Your instructions
Begin at the line containing "Output the text content of this document." and give again every line to the end of the records, exactly, without the pictures.

Dataset excerpts
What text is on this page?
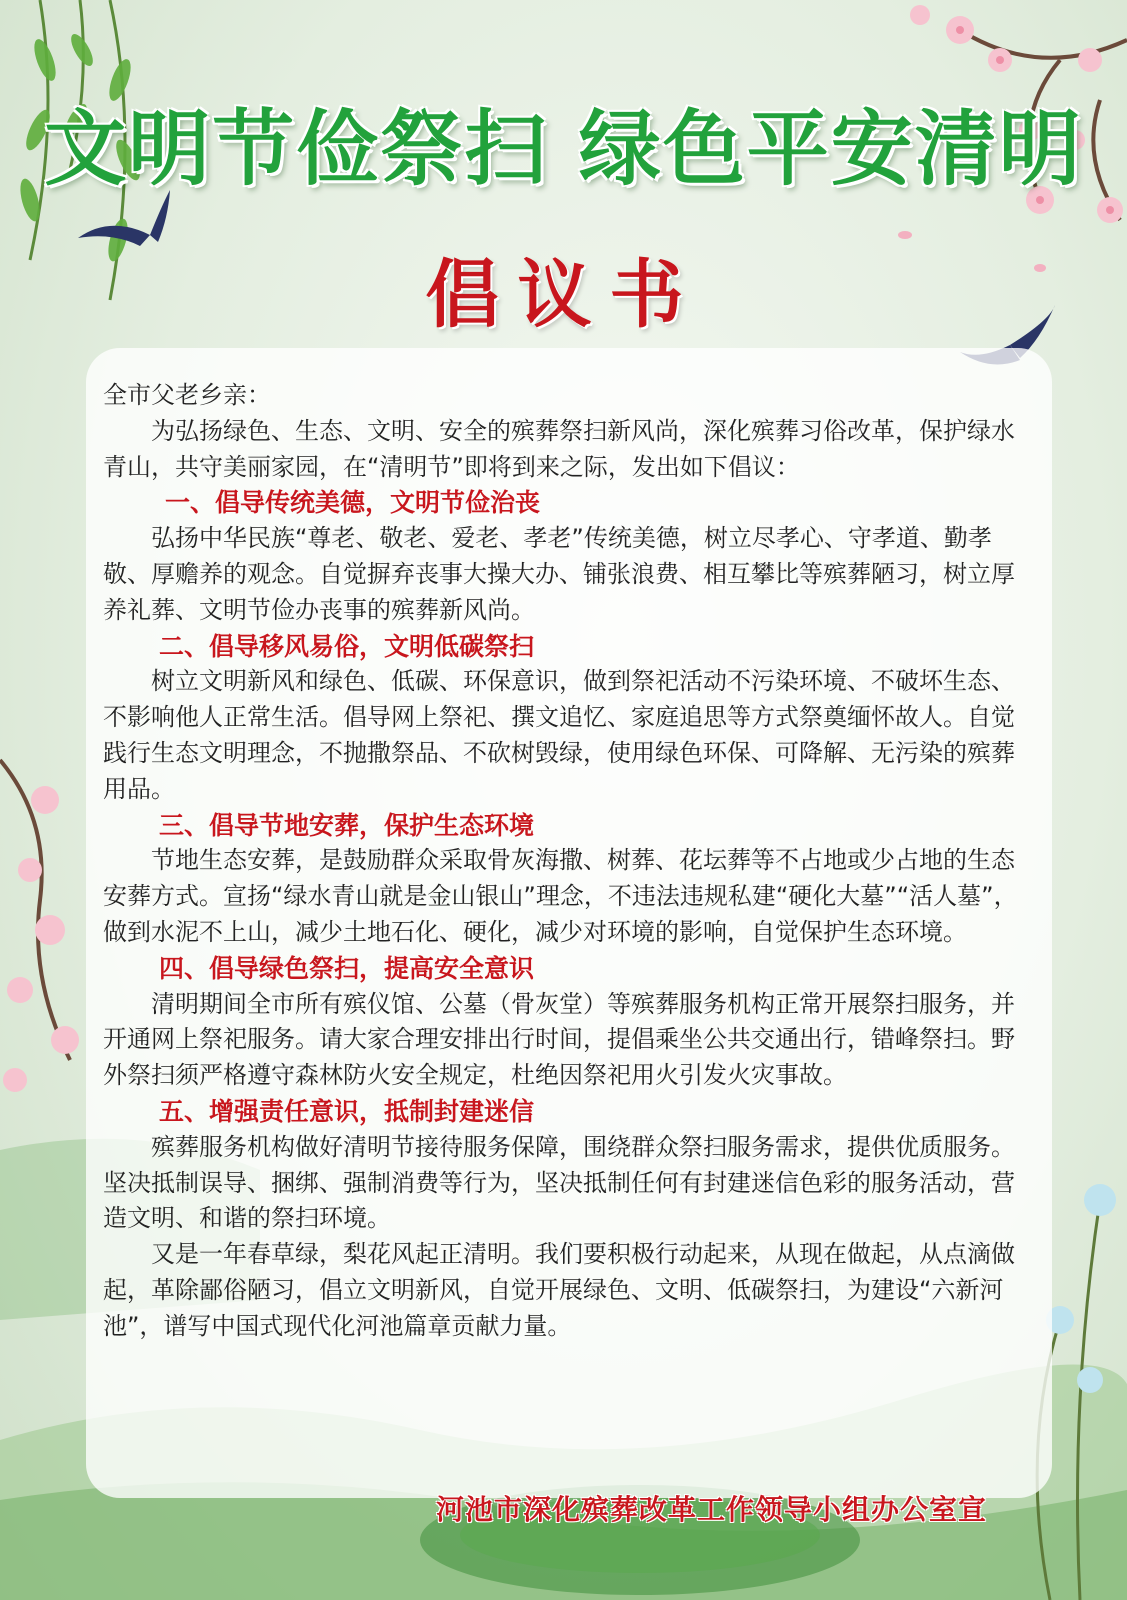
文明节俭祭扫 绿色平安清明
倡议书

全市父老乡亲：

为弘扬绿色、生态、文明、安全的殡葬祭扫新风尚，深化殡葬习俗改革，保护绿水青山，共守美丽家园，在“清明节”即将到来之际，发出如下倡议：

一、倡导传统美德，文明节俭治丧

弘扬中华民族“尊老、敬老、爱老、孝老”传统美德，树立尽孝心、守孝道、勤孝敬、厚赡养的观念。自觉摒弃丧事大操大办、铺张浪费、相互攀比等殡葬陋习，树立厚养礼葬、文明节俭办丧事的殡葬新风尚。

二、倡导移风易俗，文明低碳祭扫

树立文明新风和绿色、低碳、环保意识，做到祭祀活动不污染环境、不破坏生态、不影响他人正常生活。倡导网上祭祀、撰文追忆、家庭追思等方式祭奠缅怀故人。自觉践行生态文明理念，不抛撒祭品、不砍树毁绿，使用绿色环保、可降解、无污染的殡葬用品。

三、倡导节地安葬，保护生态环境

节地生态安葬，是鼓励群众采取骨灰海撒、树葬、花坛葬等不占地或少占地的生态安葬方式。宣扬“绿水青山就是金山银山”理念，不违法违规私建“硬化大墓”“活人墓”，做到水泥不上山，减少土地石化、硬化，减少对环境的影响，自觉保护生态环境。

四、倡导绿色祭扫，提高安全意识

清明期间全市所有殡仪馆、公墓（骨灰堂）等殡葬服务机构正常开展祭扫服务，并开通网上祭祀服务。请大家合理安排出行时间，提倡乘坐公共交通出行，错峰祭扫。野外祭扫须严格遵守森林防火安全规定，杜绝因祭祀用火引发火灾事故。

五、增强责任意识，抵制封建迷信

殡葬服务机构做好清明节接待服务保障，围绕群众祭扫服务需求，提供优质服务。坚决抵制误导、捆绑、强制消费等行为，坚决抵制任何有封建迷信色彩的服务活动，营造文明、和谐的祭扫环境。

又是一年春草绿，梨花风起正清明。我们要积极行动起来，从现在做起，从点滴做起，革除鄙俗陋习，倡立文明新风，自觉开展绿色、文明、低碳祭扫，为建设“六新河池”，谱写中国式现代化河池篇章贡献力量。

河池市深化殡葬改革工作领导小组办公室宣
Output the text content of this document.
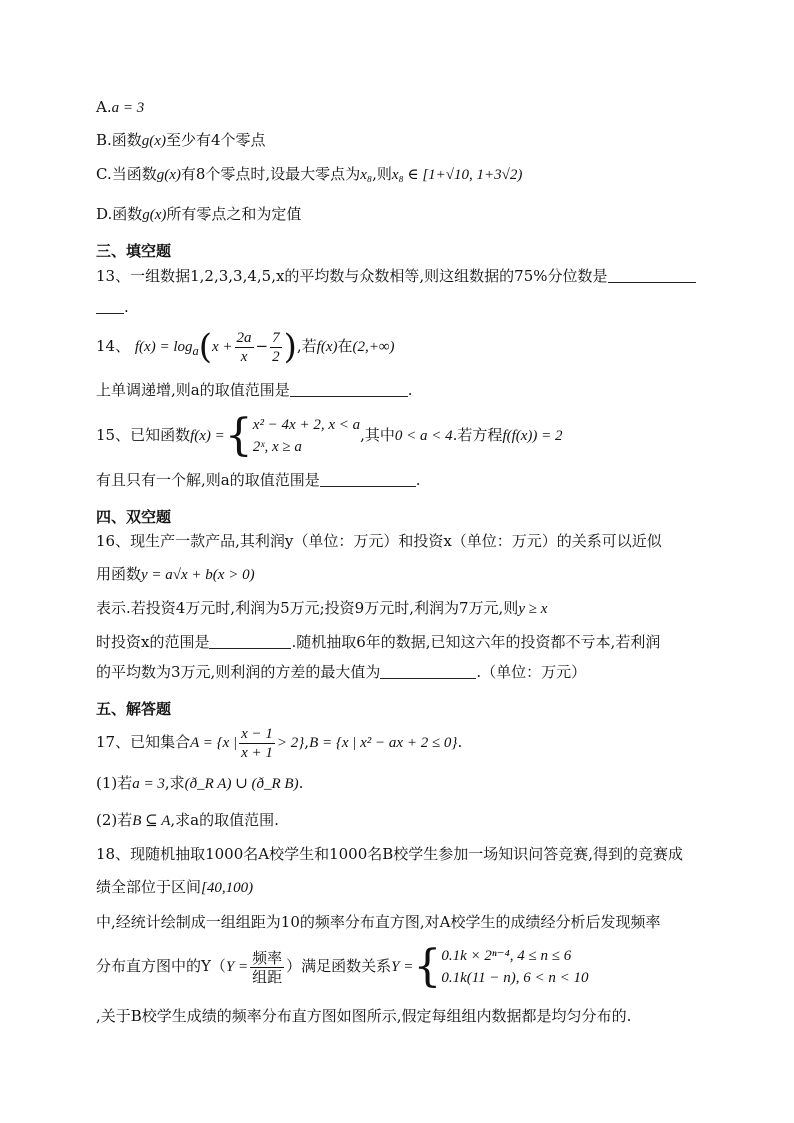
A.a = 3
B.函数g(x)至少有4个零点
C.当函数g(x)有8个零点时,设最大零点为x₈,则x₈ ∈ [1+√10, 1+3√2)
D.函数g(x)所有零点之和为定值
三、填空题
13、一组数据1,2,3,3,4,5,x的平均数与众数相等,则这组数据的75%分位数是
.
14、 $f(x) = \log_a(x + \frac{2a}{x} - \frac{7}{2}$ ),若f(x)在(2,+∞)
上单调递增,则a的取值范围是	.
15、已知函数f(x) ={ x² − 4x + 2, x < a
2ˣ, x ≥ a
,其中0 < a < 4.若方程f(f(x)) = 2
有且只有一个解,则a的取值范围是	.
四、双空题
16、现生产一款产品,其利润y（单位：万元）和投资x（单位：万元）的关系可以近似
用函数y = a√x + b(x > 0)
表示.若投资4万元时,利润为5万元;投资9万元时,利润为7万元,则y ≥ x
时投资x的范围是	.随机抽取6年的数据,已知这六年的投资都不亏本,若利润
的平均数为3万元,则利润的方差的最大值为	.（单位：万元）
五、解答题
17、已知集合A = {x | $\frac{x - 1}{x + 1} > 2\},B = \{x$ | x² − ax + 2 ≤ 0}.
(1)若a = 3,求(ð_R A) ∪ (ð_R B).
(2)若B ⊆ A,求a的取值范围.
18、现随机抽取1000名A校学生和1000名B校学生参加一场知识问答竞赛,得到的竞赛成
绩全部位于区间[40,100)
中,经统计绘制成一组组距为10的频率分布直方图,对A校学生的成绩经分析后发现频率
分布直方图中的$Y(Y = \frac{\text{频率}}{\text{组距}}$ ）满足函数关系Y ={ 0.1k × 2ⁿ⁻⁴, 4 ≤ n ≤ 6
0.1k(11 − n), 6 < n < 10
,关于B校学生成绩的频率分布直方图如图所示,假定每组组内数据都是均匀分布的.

The response
Output the text content of this document.
A.a = 3
B.函数g(x)至少有4个零点
C.当函数g(x)有8个零点时,设最大零点为x₈,则x₈ ∈ [1+√10, 1+3√2)
D.函数g(x)所有零点之和为定值
三、填空题
13、一组数据1,2,3,3,4,5,x的平均数与众数相等,则这组数据的75%分位数是
.
14、 $f(x) = \log_a(x + \frac{2a}{x} - \frac{7}{2}$ ),若f(x)在(2,+∞)
上单调递增,则a的取值范围是	.
15、已知函数f(x) ={ x² − 4x + 2, x < a
2ˣ, x ≥ a
,其中0 < a < 4.若方程f(f(x)) = 2
有且只有一个解,则a的取值范围是	.
四、双空题
16、现生产一款产品,其利润y（单位：万元）和投资x（单位：万元）的关系可以近似
用函数y = a√x + b(x > 0)
表示.若投资4万元时,利润为5万元;投资9万元时,利润为7万元,则y ≥ x
时投资x的范围是	.随机抽取6年的数据,已知这六年的投资都不亏本,若利润
的平均数为3万元,则利润的方差的最大值为	.（单位：万元）
五、解答题
17、已知集合A = {x | $\frac{x - 1}{x + 1} > 2\},B = \{x$ | x² − ax + 2 ≤ 0}.
(1)若a = 3,求(ð_R A) ∪ (ð_R B).
(2)若B ⊆ A,求a的取值范围.
18、现随机抽取1000名A校学生和1000名B校学生参加一场知识问答竞赛,得到的竞赛成
绩全部位于区间[40,100)
中,经统计绘制成一组组距为10的频率分布直方图,对A校学生的成绩经分析后发现频率
分布直方图中的$Y(Y = \frac{\text{频率}}{\text{组距}}$ ）满足函数关系Y ={ 0.1k × 2ⁿ⁻⁴, 4 ≤ n ≤ 6
0.1k(11 − n), 6 < n < 10
,关于B校学生成绩的频率分布直方图如图所示,假定每组组内数据都是均匀分布的.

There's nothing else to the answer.